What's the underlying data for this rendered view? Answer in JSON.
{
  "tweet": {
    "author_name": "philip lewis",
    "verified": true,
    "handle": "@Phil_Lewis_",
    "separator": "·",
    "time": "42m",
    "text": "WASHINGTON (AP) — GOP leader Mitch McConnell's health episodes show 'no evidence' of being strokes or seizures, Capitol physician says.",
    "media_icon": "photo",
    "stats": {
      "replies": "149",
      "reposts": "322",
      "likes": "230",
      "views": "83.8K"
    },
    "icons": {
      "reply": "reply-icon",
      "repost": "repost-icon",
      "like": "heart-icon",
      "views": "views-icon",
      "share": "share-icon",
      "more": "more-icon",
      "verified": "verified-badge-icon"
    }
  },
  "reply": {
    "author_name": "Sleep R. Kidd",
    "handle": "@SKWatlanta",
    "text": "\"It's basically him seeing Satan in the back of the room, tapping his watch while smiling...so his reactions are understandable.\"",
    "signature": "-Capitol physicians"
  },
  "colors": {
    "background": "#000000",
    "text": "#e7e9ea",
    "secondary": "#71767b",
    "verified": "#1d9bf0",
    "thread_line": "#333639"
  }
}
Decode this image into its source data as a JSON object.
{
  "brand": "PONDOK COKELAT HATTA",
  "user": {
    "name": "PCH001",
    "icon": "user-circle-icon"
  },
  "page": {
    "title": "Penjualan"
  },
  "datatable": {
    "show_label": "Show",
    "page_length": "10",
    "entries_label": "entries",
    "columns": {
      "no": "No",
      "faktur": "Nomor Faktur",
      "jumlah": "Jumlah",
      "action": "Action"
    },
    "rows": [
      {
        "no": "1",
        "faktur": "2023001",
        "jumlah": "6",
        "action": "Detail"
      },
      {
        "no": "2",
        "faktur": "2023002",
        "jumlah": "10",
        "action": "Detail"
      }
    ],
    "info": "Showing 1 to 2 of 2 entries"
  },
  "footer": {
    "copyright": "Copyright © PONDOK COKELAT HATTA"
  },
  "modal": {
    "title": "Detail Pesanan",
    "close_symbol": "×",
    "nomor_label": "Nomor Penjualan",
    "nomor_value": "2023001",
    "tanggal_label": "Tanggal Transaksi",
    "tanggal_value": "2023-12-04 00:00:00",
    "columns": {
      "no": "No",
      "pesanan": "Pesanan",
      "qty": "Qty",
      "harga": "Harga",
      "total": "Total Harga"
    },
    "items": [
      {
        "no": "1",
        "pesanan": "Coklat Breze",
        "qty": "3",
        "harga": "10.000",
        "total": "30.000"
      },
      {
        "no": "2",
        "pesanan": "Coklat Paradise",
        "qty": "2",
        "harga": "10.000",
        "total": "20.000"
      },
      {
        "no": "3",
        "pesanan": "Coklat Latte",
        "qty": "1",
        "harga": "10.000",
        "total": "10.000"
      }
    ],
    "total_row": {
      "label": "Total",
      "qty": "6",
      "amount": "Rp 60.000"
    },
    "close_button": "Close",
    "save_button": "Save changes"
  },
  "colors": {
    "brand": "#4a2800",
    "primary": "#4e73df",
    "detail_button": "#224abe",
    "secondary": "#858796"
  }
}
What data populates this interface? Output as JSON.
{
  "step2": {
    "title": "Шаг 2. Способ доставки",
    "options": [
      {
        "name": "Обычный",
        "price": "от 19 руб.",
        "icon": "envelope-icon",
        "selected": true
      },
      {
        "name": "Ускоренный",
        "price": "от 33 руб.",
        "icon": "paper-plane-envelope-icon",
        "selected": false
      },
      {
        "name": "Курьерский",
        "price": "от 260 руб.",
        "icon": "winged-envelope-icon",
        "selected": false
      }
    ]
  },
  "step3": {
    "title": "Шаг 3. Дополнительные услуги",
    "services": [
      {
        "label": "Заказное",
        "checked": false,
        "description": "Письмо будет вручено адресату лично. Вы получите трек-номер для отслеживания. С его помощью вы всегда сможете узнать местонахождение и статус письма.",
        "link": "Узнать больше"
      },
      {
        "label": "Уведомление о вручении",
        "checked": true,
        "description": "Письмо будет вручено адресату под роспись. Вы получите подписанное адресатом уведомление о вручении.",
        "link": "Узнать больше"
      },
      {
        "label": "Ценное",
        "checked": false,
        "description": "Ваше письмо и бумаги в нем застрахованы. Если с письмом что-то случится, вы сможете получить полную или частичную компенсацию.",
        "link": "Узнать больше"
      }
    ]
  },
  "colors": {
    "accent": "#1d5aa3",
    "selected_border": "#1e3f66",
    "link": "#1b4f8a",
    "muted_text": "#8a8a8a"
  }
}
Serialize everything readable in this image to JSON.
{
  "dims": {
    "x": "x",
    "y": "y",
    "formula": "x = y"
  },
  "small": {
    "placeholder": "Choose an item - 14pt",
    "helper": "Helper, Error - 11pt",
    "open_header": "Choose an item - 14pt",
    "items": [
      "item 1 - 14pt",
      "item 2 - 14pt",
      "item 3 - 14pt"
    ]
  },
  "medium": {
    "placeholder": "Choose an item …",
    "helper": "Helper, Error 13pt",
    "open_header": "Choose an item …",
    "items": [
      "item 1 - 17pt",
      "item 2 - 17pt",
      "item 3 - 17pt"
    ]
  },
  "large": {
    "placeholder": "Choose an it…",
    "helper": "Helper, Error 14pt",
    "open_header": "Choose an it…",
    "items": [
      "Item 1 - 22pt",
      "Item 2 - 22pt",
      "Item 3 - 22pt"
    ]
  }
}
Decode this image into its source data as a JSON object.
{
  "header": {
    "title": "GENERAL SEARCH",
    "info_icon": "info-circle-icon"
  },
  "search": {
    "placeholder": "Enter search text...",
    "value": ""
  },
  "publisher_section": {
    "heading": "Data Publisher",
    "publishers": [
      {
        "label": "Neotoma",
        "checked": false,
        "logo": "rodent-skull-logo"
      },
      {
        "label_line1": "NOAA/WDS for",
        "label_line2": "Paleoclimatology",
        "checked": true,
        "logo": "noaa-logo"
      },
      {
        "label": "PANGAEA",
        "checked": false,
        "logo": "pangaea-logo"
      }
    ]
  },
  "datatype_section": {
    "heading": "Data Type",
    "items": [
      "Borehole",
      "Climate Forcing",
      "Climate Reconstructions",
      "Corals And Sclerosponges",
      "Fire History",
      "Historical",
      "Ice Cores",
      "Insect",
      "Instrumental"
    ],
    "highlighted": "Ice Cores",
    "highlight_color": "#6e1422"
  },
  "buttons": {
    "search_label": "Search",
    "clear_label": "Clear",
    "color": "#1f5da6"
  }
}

☆ ☆ ☆ ☆ ☆ ☆ ☆

The listing above should be transcribed in full, exactly as written.

→ The output
What's the underlying data for this rendered view? Answer in JSON.
{
  "tweet": {
    "author_name": "philip lewis",
    "verified": true,
    "handle": "@Phil_Lewis_",
    "separator": "·",
    "time": "42m",
    "text": "WASHINGTON (AP) — GOP leader Mitch McConnell's health episodes show 'no evidence' of being strokes or seizures, Capitol physician says.",
    "media_icon": "photo",
    "stats": {
      "replies": "149",
      "reposts": "322",
      "likes": "230",
      "views": "83.8K"
    },
    "icons": {
      "reply": "reply-icon",
      "repost": "repost-icon",
      "like": "heart-icon",
      "views": "views-icon",
      "share": "share-icon",
      "more": "more-icon",
      "verified": "verified-badge-icon"
    }
  },
  "reply": {
    "author_name": "Sleep R. Kidd",
    "handle": "@SKWatlanta",
    "text": "\"It's basically him seeing Satan in the back of the room, tapping his watch while smiling...so his reactions are understandable.\"",
    "signature": "-Capitol physicians"
  },
  "colors": {
    "background": "#000000",
    "text": "#e7e9ea",
    "secondary": "#71767b",
    "verified": "#1d9bf0",
    "thread_line": "#333639"
  }
}
Decode this image into its source data as a JSON object.
{
  "brand": "PONDOK COKELAT HATTA",
  "user": {
    "name": "PCH001",
    "icon": "user-circle-icon"
  },
  "page": {
    "title": "Penjualan"
  },
  "datatable": {
    "show_label": "Show",
    "page_length": "10",
    "entries_label": "entries",
    "columns": {
      "no": "No",
      "faktur": "Nomor Faktur",
      "jumlah": "Jumlah",
      "action": "Action"
    },
    "rows": [
      {
        "no": "1",
        "faktur": "2023001",
        "jumlah": "6",
        "action": "Detail"
      },
      {
        "no": "2",
        "faktur": "2023002",
        "jumlah": "10",
        "action": "Detail"
      }
    ],
    "info": "Showing 1 to 2 of 2 entries"
  },
  "footer": {
    "copyright": "Copyright © PONDOK COKELAT HATTA"
  },
  "modal": {
    "title": "Detail Pesanan",
    "close_symbol": "×",
    "nomor_label": "Nomor Penjualan",
    "nomor_value": "2023001",
    "tanggal_label": "Tanggal Transaksi",
    "tanggal_value": "2023-12-04 00:00:00",
    "columns": {
      "no": "No",
      "pesanan": "Pesanan",
      "qty": "Qty",
      "harga": "Harga",
      "total": "Total Harga"
    },
    "items": [
      {
        "no": "1",
        "pesanan": "Coklat Breze",
        "qty": "3",
        "harga": "10.000",
        "total": "30.000"
      },
      {
        "no": "2",
        "pesanan": "Coklat Paradise",
        "qty": "2",
        "harga": "10.000",
        "total": "20.000"
      },
      {
        "no": "3",
        "pesanan": "Coklat Latte",
        "qty": "1",
        "harga": "10.000",
        "total": "10.000"
      }
    ],
    "total_row": {
      "label": "Total",
      "qty": "6",
      "amount": "Rp 60.000"
    },
    "close_button": "Close",
    "save_button": "Save changes"
  },
  "colors": {
    "brand": "#4a2800",
    "primary": "#4e73df",
    "detail_button": "#224abe",
    "secondary": "#858796"
  }
}
What data populates this interface? Output as JSON.
{
  "step2": {
    "title": "Шаг 2. Способ доставки",
    "options": [
      {
        "name": "Обычный",
        "price": "от 19 руб.",
        "icon": "envelope-icon",
        "selected": true
      },
      {
        "name": "Ускоренный",
        "price": "от 33 руб.",
        "icon": "paper-plane-envelope-icon",
        "selected": false
      },
      {
        "name": "Курьерский",
        "price": "от 260 руб.",
        "icon": "winged-envelope-icon",
        "selected": false
      }
    ]
  },
  "step3": {
    "title": "Шаг 3. Дополнительные услуги",
    "services": [
      {
        "label": "Заказное",
        "checked": false,
        "description": "Письмо будет вручено адресату лично. Вы получите трек-номер для отслеживания. С его помощью вы всегда сможете узнать местонахождение и статус письма.",
        "link": "Узнать больше"
      },
      {
        "label": "Уведомление о вручении",
        "checked": true,
        "description": "Письмо будет вручено адресату под роспись. Вы получите подписанное адресатом уведомление о вручении.",
        "link": "Узнать больше"
      },
      {
        "label": "Ценное",
        "checked": false,
        "description": "Ваше письмо и бумаги в нем застрахованы. Если с письмом что-то случится, вы сможете получить полную или частичную компенсацию.",
        "link": "Узнать больше"
      }
    ]
  },
  "colors": {
    "accent": "#1d5aa3",
    "selected_border": "#1e3f66",
    "link": "#1b4f8a",
    "muted_text": "#8a8a8a"
  }
}
Serialize everything readable in this image to JSON.
{
  "dims": {
    "x": "x",
    "y": "y",
    "formula": "x = y"
  },
  "small": {
    "placeholder": "Choose an item - 14pt",
    "helper": "Helper, Error - 11pt",
    "open_header": "Choose an item - 14pt",
    "items": [
      "item 1 - 14pt",
      "item 2 - 14pt",
      "item 3 - 14pt"
    ]
  },
  "medium": {
    "placeholder": "Choose an item …",
    "helper": "Helper, Error 13pt",
    "open_header": "Choose an item …",
    "items": [
      "item 1 - 17pt",
      "item 2 - 17pt",
      "item 3 - 17pt"
    ]
  },
  "large": {
    "placeholder": "Choose an it…",
    "helper": "Helper, Error 14pt",
    "open_header": "Choose an it…",
    "items": [
      "Item 1 - 22pt",
      "Item 2 - 22pt",
      "Item 3 - 22pt"
    ]
  }
}
Decode this image into its source data as a JSON object.
{
  "header": {
    "title": "GENERAL SEARCH",
    "info_icon": "info-circle-icon"
  },
  "search": {
    "placeholder": "Enter search text...",
    "value": ""
  },
  "publisher_section": {
    "heading": "Data Publisher",
    "publishers": [
      {
        "label": "Neotoma",
        "checked": false,
        "logo": "rodent-skull-logo"
      },
      {
        "label_line1": "NOAA/WDS for",
        "label_line2": "Paleoclimatology",
        "checked": true,
        "logo": "noaa-logo"
      },
      {
        "label": "PANGAEA",
        "checked": false,
        "logo": "pangaea-logo"
      }
    ]
  },
  "datatype_section": {
    "heading": "Data Type",
    "items": [
      "Borehole",
      "Climate Forcing",
      "Climate Reconstructions",
      "Corals And Sclerosponges",
      "Fire History",
      "Historical",
      "Ice Cores",
      "Insect",
      "Instrumental"
    ],
    "highlighted": "Ice Cores",
    "highlight_color": "#6e1422"
  },
  "buttons": {
    "search_label": "Search",
    "clear_label": "Clear",
    "color": "#1f5da6"
  }
}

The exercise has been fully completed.